◆ **Stated goal**:
Rewrite the rows between the line holding "required-asterisk: *: [88, 92, 93, 107]" and the line holding "field-create-options: Create Options", inclusive, changing "Runtime Settings" to "Module Settings" and leaving everything else as it is.

◆ **Extracted entries**:
* * *

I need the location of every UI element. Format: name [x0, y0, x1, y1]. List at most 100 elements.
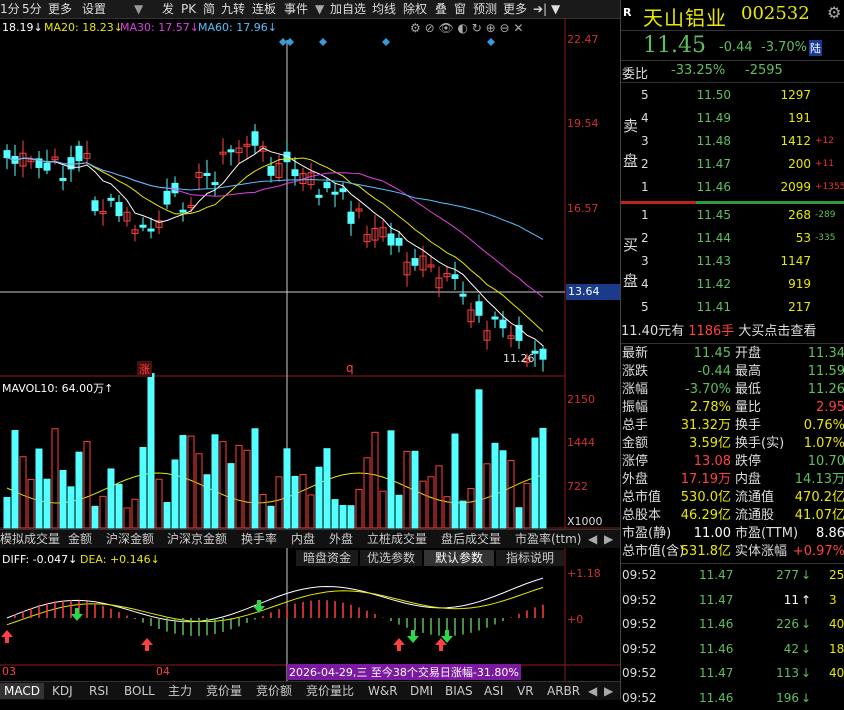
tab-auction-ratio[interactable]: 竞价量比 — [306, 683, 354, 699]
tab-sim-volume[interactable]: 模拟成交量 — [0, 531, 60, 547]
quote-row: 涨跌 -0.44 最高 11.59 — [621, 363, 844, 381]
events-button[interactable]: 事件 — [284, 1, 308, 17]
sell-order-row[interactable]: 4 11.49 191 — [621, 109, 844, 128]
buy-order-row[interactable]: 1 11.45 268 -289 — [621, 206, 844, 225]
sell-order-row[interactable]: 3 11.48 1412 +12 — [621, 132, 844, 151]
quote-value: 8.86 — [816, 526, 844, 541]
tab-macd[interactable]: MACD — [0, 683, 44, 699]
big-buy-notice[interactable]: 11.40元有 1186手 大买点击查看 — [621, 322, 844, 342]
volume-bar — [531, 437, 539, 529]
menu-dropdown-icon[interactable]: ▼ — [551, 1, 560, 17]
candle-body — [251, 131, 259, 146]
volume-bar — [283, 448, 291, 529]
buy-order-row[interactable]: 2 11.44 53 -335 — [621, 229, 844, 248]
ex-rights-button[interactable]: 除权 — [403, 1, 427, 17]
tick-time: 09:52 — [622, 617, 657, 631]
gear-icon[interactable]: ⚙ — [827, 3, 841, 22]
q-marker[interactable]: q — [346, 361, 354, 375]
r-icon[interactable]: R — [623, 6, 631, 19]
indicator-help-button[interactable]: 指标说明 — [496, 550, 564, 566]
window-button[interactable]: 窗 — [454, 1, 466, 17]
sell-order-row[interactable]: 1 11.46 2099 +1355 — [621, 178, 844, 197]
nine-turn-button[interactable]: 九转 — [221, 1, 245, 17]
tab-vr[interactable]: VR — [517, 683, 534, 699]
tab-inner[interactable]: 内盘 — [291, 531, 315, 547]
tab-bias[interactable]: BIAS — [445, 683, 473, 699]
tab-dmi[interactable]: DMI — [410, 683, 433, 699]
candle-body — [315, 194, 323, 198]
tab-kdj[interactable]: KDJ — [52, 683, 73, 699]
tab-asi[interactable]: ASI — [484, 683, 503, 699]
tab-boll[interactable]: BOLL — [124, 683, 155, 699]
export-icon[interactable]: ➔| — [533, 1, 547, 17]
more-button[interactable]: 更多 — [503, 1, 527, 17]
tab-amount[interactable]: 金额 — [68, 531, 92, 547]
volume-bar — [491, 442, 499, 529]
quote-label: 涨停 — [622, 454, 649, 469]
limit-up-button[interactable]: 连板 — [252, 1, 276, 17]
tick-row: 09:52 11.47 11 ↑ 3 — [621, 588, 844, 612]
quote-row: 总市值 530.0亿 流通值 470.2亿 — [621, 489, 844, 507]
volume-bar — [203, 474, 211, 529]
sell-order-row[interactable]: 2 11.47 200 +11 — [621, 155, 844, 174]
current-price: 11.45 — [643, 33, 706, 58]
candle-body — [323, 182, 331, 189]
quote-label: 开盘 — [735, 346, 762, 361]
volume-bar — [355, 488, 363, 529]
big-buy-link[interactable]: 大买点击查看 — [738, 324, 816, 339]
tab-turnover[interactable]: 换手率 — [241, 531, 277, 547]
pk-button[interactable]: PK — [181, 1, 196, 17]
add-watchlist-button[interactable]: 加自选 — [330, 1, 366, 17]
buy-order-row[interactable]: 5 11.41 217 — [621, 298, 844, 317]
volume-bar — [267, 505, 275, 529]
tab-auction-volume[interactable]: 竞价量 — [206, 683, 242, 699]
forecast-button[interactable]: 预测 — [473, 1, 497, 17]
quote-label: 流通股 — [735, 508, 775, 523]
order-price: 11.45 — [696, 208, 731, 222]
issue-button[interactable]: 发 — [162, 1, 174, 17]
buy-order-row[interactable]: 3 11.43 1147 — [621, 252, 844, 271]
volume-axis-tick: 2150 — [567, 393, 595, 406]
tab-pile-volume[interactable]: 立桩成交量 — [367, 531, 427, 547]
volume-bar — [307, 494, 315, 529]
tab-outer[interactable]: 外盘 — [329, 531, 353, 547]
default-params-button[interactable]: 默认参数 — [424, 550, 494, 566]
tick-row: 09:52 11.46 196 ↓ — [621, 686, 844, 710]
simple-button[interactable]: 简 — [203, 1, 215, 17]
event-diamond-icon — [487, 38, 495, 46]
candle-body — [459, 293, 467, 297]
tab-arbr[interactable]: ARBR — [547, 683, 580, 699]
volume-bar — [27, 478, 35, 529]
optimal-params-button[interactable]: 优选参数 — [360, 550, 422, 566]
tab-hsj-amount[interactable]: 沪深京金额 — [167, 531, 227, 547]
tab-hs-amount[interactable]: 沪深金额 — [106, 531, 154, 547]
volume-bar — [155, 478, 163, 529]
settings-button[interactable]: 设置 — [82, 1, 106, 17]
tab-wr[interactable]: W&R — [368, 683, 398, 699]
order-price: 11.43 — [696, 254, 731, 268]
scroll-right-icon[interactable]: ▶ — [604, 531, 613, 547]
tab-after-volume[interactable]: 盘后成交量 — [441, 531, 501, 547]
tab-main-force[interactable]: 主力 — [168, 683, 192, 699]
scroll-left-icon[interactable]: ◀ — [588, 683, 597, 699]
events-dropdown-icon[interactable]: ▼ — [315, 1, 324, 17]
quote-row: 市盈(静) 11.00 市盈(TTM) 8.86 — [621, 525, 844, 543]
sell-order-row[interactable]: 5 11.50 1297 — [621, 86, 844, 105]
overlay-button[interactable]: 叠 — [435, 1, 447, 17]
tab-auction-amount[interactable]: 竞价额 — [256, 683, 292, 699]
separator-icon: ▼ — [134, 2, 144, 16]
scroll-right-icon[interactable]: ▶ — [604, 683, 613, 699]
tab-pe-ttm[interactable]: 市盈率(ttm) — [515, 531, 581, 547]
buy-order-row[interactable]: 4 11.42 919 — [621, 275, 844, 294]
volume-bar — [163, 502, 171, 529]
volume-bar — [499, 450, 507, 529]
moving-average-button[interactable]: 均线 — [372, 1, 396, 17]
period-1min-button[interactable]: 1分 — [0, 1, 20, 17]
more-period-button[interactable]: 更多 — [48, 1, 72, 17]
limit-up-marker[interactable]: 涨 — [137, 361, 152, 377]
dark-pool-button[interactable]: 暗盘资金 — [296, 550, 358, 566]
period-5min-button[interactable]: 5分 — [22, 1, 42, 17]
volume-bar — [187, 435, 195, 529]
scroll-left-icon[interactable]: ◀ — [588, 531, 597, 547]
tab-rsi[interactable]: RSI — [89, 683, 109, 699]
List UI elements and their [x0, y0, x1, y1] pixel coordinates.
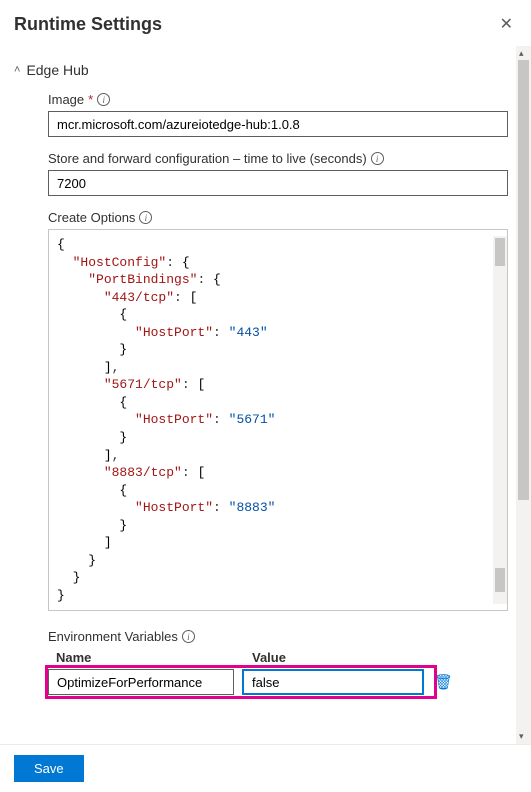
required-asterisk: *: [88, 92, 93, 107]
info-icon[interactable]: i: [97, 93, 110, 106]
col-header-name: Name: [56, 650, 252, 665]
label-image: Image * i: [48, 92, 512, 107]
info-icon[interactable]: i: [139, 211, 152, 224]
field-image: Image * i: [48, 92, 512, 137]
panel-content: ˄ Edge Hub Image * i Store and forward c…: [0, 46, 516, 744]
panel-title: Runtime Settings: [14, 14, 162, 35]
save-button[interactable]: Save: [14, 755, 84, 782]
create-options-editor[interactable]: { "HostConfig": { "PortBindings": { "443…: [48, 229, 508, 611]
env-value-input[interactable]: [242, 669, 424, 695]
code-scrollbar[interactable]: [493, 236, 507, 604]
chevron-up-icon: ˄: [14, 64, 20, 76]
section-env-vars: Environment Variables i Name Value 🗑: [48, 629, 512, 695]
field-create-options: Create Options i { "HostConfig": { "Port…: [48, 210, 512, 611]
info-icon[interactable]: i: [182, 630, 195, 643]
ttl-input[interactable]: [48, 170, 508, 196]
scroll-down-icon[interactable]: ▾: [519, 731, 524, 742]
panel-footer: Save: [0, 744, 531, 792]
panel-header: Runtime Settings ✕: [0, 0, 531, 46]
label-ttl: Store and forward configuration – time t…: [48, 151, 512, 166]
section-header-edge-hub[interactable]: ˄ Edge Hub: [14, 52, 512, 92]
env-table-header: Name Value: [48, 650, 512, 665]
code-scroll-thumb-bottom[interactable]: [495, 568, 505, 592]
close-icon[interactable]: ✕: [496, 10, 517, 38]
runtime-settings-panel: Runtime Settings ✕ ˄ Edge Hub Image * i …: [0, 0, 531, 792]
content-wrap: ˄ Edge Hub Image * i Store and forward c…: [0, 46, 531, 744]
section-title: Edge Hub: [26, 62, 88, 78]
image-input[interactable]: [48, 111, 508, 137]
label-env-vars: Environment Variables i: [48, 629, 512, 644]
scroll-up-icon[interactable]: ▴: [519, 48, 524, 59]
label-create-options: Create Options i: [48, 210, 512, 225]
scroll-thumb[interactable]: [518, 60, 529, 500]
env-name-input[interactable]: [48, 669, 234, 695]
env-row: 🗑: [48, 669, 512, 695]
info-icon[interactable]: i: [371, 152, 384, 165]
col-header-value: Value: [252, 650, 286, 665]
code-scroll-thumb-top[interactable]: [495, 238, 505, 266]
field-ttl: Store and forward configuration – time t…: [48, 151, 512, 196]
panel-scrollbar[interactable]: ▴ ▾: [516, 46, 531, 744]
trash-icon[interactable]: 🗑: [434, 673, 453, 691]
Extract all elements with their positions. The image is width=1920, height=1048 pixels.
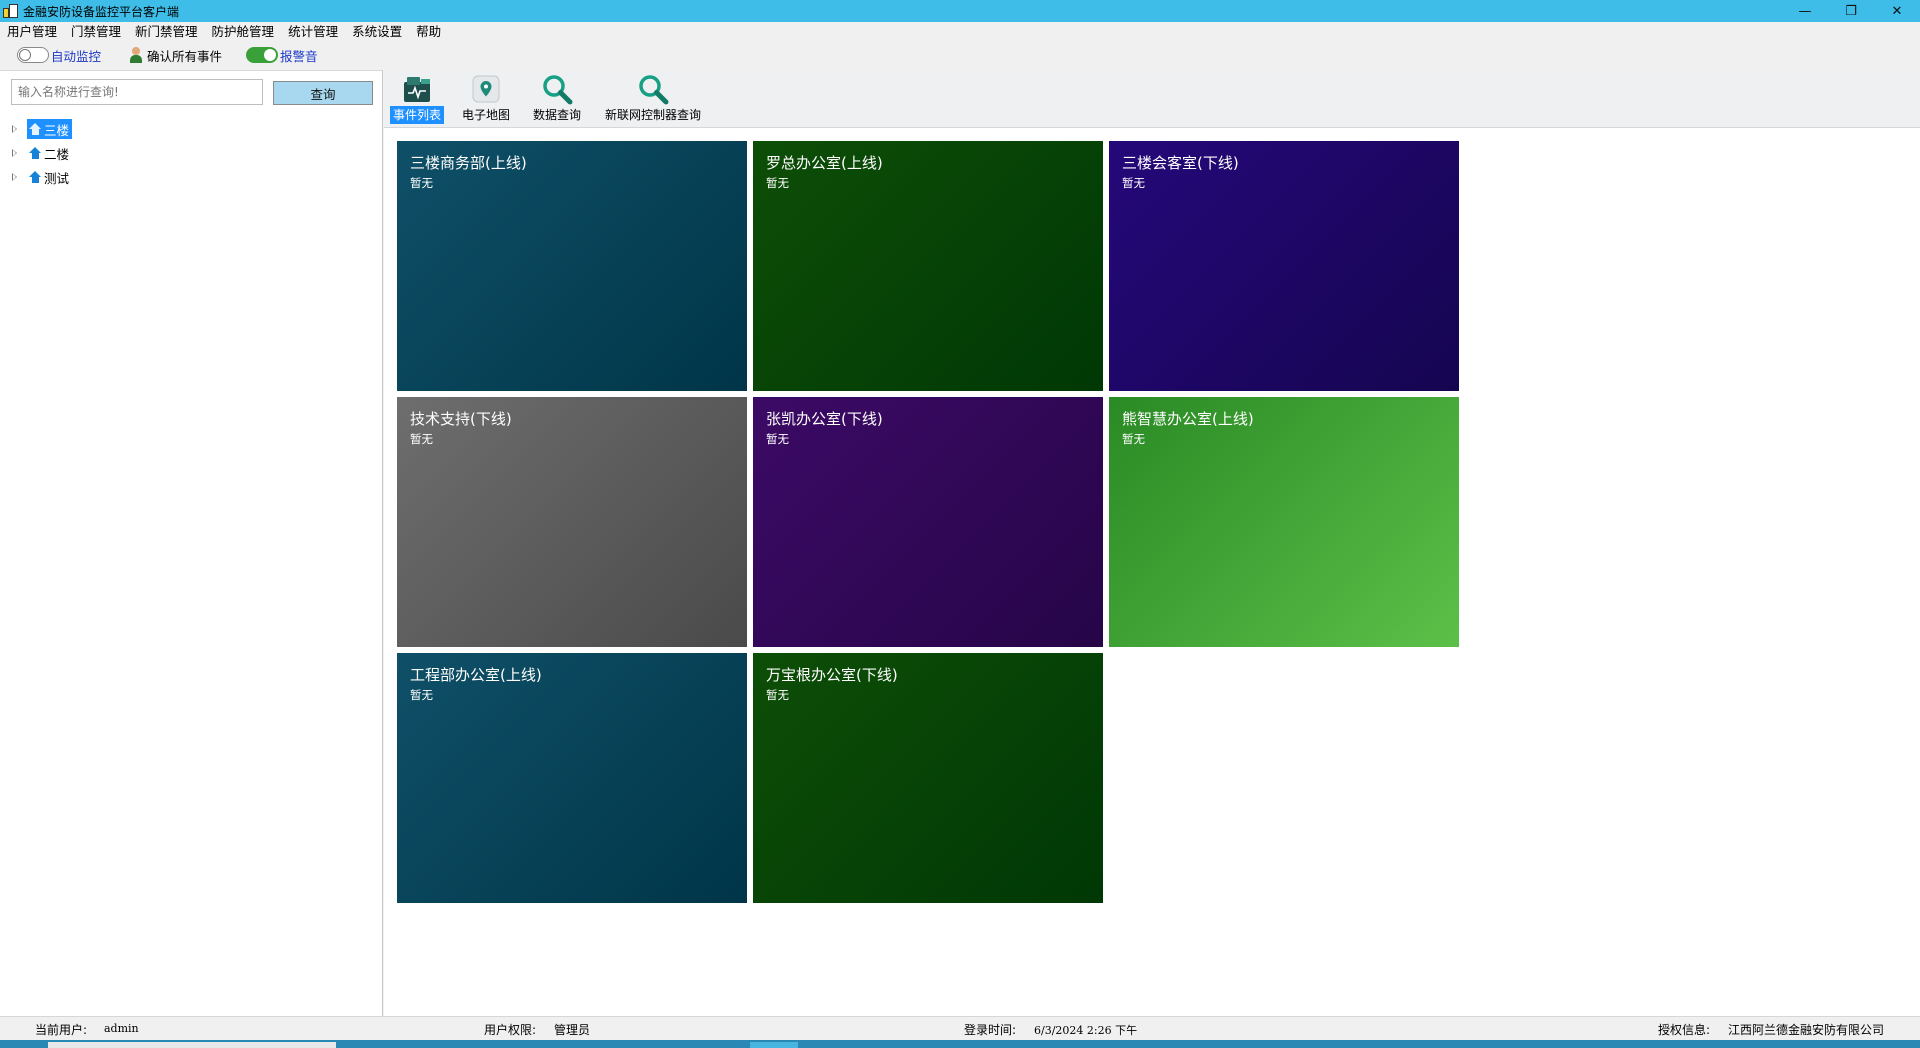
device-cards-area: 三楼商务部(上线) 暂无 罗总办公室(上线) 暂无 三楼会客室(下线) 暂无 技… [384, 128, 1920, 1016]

* * *

◆ **Solution for this problem**:
required-asterisk: *: [88, 92, 93, 107]
info-icon[interactable]: i: [97, 93, 110, 106]
col-header-name: Name: [56, 650, 252, 665]
label-image: Image * i: [48, 92, 512, 107]
info-icon[interactable]: i: [139, 211, 152, 224]
field-image: Image * i: [48, 92, 512, 137]
panel-content: ˄ Edge Hub Image * i Store and forward c…: [0, 46, 516, 744]
panel-title: Module Settings: [14, 14, 162, 35]
save-button[interactable]: Save: [14, 755, 84, 782]
create-options-editor[interactable]: { "HostConfig": { "PortBindings": { "443…: [48, 229, 508, 611]
env-value-input[interactable]: [242, 669, 424, 695]
code-scrollbar[interactable]: [493, 236, 507, 604]
chevron-up-icon: ˄: [14, 64, 20, 76]
section-env-vars: Environment Variables i Name Value 🗑: [48, 629, 512, 695]
field-create-options: Create Options i { "HostConfig": { "Port…: [48, 210, 512, 611]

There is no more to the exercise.